- **TASK PROMPT**:
Copy the data that follows exactly. Include no pictures.

- **DATASET**:
▼▼▼
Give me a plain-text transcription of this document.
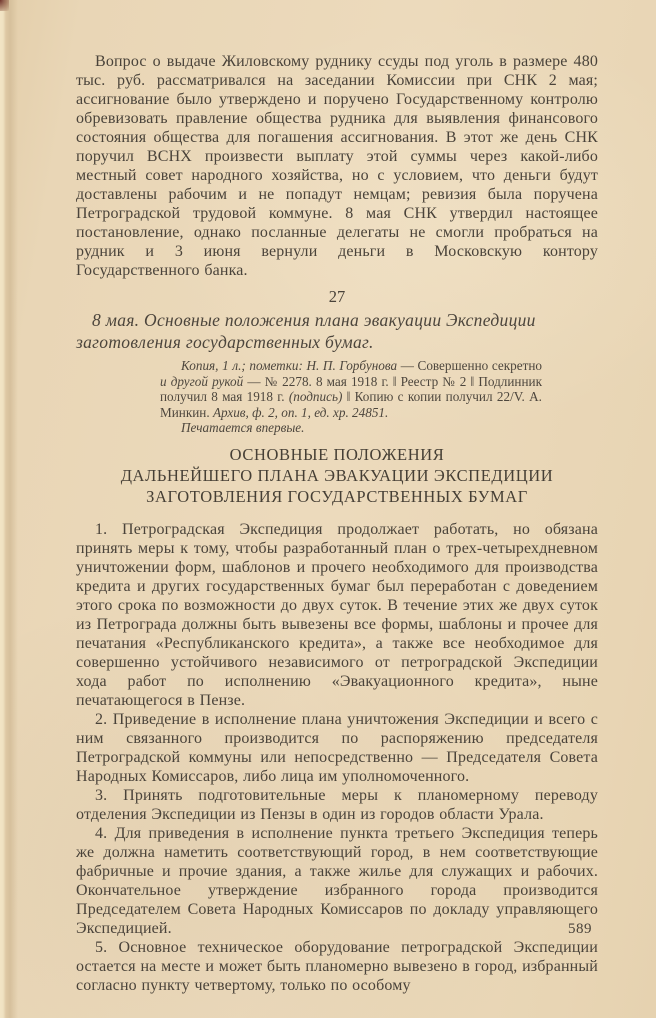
Вопрос о выдаче Жиловскому руднику ссуды под уголь в размере 480 тыс. руб. рассматривался на заседании Комиссии при СНК 2 мая; ассигнование было утверждено и поручено Государственному контролю обревизовать правление общества рудника для выявления финансового состояния общества для погашения ассигнования. В этот же день СНК поручил ВСНХ произвести выплату этой суммы через какой-либо местный совет народного хозяйства, но с условием, что деньги будут доставлены рабочим и не попадут немцам; ревизия была поручена Петроградской трудовой коммуне. 8 мая СНК утвердил настоящее постановление, однако посланные делегаты не смогли пробраться на рудник и 3 июня вернули деньги в Московскую контору Государственного банка.

27

8 мая. Основные положения плана эвакуации Экспедиции заготовления государственных бумаг.

Копия, 1 л.; пометки: Н. П. Горбунова — Совершенно секретно и другой рукой — № 2278. 8 мая 1918 г. ‖ Реестр № 2 ‖ Подлинник получил 8 мая 1918 г. (подпись) ‖ Копию с копии получил 22/V. А. Минкин. Архив, ф. 2, оп. 1, ед. хр. 24851.

Печатается впервые.

ОСНОВНЫЕ ПОЛОЖЕНИЯ
ДАЛЬНЕЙШЕГО ПЛАНА ЭВАКУАЦИИ ЭКСПЕДИЦИИ
ЗАГОТОВЛЕНИЯ ГОСУДАРСТВЕННЫХ БУМАГ

1. Петроградская Экспедиция продолжает работать, но обязана принять меры к тому, чтобы разработанный план о трех-четырехдневном уничтожении форм, шаблонов и прочего необходимого для производства кредита и других государственных бумаг был переработан с доведением этого срока по возможности до двух суток. В течение этих же двух суток из Петрограда должны быть вывезены все формы, шаблоны и прочее для печатания «Республиканского кредита», а также все необходимое для совершенно устойчивого независимого от петроградской Экспедиции хода работ по исполнению «Эвакуационного кредита», ныне печатающегося в Пензе.

2. Приведение в исполнение плана уничтожения Экспедиции и всего с ним связанного производится по распоряжению председателя Петроградской коммуны или непосредственно — Председателя Совета Народных Комиссаров, либо лица им уполномоченного.

3. Принять подготовительные меры к планомерному переводу отделения Экспедиции из Пензы в один из городов области Урала.

4. Для приведения в исполнение пункта третьего Экспедиция теперь же должна наметить соответствующий город, в нем соответствующие фабричные и прочие здания, а также жилье для служащих и рабочих. Окончательное утверждение избранного города производится Председателем Совета Народных Комиссаров по докладу управляющего Экспедицией.

5. Основное техническое оборудование петроградской Экспедиции остается на месте и может быть планомерно вывезено в город, избранный согласно пункту четвертому, только по особому

589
▲▲▲
- **ANSWER FOR THIS EXERCISE**:
Give me a plain-text transcription of this document.
Вопрос о выдаче Жиловскому руднику ссуды под уголь в размере 480 тыс. руб. рассматривался на заседании Комиссии при СНК 2 мая; ассигнование было утверждено и поручено Государственному контролю обревизовать правление общества рудника для выявления финансового состояния общества для погашения ассигнования. В этот же день СНК поручил ВСНХ произвести выплату этой суммы через какой-либо местный совет народного хозяйства, но с условием, что деньги будут доставлены рабочим и не попадут немцам; ревизия была поручена Петроградской трудовой коммуне. 8 мая СНК утвердил настоящее постановление, однако посланные делегаты не смогли пробраться на рудник и 3 июня вернули деньги в Московскую контору Государственного банка.

27

8 мая. Основные положения плана эвакуации Экспедиции заготовления государственных бумаг.

Копия, 1 л.; пометки: Н. П. Горбунова — Совершенно секретно и другой рукой — № 2278. 8 мая 1918 г. ‖ Реестр № 2 ‖ Подлинник получил 8 мая 1918 г. (подпись) ‖ Копию с копии получил 22/V. А. Минкин. Архив, ф. 2, оп. 1, ед. хр. 24851.

Печатается впервые.

ОСНОВНЫЕ ПОЛОЖЕНИЯ
ДАЛЬНЕЙШЕГО ПЛАНА ЭВАКУАЦИИ ЭКСПЕДИЦИИ
ЗАГОТОВЛЕНИЯ ГОСУДАРСТВЕННЫХ БУМАГ

1. Петроградская Экспедиция продолжает работать, но обязана принять меры к тому, чтобы разработанный план о трех-четырехдневном уничтожении форм, шаблонов и прочего необходимого для производства кредита и других государственных бумаг был переработан с доведением этого срока по возможности до двух суток. В течение этих же двух суток из Петрограда должны быть вывезены все формы, шаблоны и прочее для печатания «Республиканского кредита», а также все необходимое для совершенно устойчивого независимого от петроградской Экспедиции хода работ по исполнению «Эвакуационного кредита», ныне печатающегося в Пензе.

2. Приведение в исполнение плана уничтожения Экспедиции и всего с ним связанного производится по распоряжению председателя Петроградской коммуны или непосредственно — Председателя Совета Народных Комиссаров, либо лица им уполномоченного.

3. Принять подготовительные меры к планомерному переводу отделения Экспедиции из Пензы в один из городов области Урала.

4. Для приведения в исполнение пункта третьего Экспедиция теперь же должна наметить соответствующий город, в нем соответствующие фабричные и прочие здания, а также жилье для служащих и рабочих. Окончательное утверждение избранного города производится Председателем Совета Народных Комиссаров по докладу управляющего Экспедицией.

5. Основное техническое оборудование петроградской Экспедиции остается на месте и может быть планомерно вывезено в город, избранный согласно пункту четвертому, только по особому

589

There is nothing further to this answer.